begin

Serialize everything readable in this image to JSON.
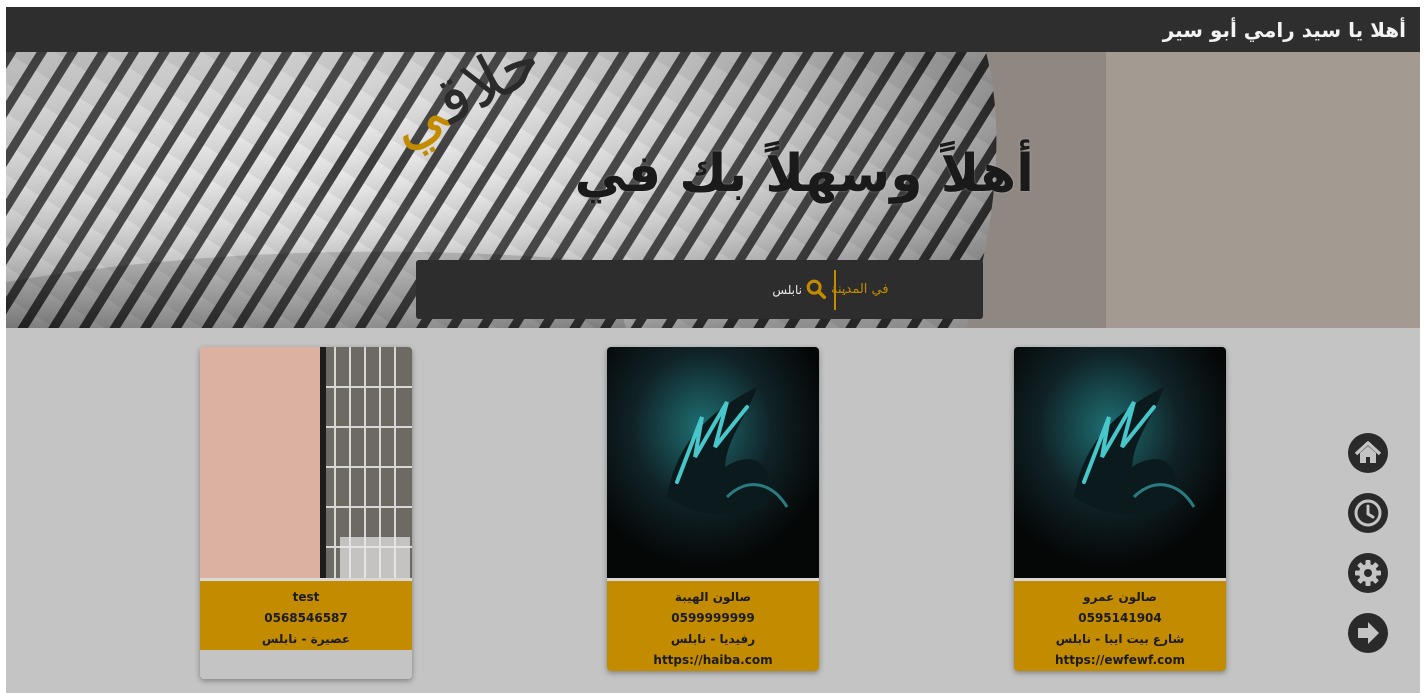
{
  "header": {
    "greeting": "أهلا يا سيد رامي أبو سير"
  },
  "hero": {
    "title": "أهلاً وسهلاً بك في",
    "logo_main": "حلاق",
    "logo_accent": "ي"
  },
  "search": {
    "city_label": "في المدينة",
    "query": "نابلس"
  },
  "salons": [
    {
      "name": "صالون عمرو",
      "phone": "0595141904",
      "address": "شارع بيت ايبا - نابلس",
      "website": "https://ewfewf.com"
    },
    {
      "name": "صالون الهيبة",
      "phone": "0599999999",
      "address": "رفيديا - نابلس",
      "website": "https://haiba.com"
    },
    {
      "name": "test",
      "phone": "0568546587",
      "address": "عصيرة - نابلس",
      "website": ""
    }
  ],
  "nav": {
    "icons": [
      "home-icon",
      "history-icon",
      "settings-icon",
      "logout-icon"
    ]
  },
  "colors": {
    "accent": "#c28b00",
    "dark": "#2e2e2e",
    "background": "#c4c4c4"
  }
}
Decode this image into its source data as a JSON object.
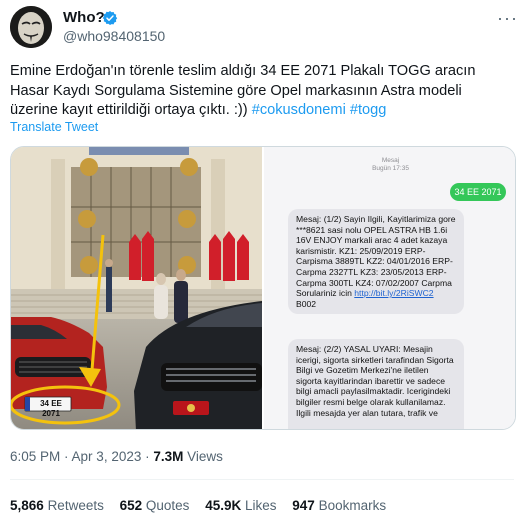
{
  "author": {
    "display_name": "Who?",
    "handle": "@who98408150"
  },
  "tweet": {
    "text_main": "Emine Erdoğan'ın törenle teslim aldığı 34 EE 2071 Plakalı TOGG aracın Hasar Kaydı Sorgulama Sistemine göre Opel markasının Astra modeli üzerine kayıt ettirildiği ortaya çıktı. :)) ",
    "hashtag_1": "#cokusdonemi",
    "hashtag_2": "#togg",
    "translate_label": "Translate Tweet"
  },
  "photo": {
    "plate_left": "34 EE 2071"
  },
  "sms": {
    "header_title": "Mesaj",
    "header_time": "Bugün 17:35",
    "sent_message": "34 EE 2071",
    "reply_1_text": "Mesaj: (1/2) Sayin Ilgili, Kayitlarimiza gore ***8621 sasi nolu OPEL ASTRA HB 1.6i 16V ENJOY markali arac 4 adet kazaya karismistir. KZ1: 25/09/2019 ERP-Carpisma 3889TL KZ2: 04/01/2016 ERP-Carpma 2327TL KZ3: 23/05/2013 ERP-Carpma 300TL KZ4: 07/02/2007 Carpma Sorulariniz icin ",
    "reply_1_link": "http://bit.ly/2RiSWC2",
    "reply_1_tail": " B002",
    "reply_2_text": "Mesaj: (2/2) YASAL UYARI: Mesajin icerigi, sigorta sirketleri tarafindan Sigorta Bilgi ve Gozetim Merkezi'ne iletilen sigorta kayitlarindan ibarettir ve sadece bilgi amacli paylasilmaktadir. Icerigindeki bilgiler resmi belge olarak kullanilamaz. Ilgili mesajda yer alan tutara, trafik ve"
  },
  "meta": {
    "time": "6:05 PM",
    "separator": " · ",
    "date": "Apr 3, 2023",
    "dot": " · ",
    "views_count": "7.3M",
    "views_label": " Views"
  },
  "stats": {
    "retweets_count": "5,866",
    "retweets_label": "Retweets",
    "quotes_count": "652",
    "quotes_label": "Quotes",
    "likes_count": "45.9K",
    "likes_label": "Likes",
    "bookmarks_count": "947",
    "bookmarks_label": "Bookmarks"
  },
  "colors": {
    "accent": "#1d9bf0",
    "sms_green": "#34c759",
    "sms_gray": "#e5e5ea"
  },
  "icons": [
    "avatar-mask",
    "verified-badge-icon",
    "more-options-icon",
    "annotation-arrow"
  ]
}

end

◆ Brief:
Pull out each line of the entries that contains "JSON".

◆ Written reply:
Serialize everything readable in this image to JSON.
Decode this image into its source data as a JSON object.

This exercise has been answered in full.